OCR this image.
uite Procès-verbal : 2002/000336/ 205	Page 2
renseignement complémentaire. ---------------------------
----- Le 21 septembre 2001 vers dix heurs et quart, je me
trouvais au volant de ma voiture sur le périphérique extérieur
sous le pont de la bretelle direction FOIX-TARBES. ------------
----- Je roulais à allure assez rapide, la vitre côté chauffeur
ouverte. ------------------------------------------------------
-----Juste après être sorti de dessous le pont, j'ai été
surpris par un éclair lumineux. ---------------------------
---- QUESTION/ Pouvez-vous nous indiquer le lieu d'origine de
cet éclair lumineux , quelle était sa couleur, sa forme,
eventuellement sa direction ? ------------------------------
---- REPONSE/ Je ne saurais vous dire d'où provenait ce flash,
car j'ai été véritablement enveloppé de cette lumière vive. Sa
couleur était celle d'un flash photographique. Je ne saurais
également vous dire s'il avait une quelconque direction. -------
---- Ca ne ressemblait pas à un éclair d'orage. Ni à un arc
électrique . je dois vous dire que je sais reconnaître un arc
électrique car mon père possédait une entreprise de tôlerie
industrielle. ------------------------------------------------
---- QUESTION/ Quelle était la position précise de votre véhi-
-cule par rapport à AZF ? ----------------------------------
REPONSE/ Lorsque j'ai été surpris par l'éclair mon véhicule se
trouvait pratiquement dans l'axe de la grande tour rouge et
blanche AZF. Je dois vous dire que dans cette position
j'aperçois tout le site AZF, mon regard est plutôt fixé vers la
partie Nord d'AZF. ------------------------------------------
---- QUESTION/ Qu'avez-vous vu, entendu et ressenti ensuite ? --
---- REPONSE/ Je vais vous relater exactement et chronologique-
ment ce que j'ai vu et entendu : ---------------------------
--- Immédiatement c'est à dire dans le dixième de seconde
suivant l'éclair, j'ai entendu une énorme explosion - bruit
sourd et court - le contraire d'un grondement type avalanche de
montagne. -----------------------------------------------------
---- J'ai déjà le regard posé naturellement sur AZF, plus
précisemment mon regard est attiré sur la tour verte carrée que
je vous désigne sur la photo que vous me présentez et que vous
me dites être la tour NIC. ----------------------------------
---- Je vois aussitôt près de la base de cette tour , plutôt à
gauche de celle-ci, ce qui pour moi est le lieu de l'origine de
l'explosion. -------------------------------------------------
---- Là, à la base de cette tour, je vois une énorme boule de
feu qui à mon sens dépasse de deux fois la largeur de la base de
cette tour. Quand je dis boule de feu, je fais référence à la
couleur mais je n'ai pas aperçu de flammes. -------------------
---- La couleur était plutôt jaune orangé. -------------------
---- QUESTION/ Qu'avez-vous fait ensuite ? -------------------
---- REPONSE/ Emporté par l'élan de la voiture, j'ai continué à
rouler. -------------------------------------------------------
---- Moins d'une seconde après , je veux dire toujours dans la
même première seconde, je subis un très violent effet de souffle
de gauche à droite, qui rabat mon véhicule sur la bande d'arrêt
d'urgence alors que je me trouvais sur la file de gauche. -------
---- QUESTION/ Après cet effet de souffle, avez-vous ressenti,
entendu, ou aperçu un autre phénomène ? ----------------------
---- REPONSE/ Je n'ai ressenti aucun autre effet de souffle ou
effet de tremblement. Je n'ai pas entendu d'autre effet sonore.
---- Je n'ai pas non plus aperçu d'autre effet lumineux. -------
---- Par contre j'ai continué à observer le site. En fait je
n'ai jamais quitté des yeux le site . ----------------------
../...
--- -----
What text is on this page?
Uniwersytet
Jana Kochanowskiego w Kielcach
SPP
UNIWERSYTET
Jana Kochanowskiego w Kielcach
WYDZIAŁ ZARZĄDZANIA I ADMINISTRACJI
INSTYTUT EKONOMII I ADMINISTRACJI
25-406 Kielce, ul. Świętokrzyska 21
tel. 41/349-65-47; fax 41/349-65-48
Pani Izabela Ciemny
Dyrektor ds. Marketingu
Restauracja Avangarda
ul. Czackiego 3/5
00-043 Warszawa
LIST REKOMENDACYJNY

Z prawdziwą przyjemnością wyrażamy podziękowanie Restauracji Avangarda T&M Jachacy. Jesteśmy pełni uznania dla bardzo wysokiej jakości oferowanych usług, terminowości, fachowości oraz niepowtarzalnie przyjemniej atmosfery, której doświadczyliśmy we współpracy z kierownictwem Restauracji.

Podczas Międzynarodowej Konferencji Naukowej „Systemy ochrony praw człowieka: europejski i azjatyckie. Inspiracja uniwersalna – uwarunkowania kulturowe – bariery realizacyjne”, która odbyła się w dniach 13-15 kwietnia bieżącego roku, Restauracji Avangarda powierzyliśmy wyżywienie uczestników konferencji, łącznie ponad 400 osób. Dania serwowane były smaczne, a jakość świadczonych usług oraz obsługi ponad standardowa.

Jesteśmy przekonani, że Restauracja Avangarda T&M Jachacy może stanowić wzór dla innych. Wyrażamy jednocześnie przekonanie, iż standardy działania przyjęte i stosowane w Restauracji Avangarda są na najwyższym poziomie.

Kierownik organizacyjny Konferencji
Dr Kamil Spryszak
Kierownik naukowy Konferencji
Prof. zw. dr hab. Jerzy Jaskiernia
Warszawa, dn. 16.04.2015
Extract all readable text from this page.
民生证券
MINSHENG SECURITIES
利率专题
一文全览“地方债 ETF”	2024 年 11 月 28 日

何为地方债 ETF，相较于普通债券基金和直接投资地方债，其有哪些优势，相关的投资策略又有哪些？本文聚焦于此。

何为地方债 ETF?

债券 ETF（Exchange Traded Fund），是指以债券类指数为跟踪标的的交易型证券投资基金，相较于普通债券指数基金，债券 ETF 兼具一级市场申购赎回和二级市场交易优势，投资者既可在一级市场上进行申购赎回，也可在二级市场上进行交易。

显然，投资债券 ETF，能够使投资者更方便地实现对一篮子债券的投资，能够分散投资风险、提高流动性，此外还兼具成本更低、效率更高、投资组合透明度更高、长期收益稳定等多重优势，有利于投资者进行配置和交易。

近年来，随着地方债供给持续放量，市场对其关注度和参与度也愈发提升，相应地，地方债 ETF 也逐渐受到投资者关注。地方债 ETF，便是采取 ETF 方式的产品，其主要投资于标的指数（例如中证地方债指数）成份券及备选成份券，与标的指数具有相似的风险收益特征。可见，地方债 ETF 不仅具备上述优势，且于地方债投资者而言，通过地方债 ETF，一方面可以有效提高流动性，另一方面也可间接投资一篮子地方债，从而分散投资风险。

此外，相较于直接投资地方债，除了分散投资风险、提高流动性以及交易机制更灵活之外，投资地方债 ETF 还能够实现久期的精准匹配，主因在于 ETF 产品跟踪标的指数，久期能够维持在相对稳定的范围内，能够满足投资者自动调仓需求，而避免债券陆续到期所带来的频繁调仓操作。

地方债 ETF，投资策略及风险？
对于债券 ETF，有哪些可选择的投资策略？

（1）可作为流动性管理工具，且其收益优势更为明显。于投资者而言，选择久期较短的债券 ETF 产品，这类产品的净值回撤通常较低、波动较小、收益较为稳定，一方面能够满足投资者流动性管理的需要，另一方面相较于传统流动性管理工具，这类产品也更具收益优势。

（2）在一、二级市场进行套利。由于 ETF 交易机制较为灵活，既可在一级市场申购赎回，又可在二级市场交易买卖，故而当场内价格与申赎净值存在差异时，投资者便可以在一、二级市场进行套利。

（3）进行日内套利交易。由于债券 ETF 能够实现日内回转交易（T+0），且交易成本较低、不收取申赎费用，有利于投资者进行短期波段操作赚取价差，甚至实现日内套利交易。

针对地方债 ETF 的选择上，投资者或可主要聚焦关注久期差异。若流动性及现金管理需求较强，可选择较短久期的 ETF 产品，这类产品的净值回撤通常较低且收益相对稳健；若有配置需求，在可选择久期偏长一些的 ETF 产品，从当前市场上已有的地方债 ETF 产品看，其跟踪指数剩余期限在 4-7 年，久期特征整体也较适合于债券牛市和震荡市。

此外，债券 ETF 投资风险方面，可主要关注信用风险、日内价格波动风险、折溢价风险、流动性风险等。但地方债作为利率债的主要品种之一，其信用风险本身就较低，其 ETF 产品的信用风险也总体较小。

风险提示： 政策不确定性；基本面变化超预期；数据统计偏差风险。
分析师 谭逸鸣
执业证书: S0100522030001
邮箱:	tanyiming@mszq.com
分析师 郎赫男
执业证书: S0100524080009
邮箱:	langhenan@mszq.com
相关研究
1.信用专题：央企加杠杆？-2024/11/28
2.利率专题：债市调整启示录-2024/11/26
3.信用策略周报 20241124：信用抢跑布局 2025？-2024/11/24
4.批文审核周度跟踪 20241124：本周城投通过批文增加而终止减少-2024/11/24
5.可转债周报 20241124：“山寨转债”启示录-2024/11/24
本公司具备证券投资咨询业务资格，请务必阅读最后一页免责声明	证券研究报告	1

**REQUIREMENTS**
Find all the lines containing "regard" in the material, then copy them.

**THE ANSWER**
j'aperçois tout le site AZF, mon regard est plutôt fixé vers la
---- J'ai déjà le regard posé naturellement sur AZF, plus
précisemment mon regard est attiré sur la tour verte carrée que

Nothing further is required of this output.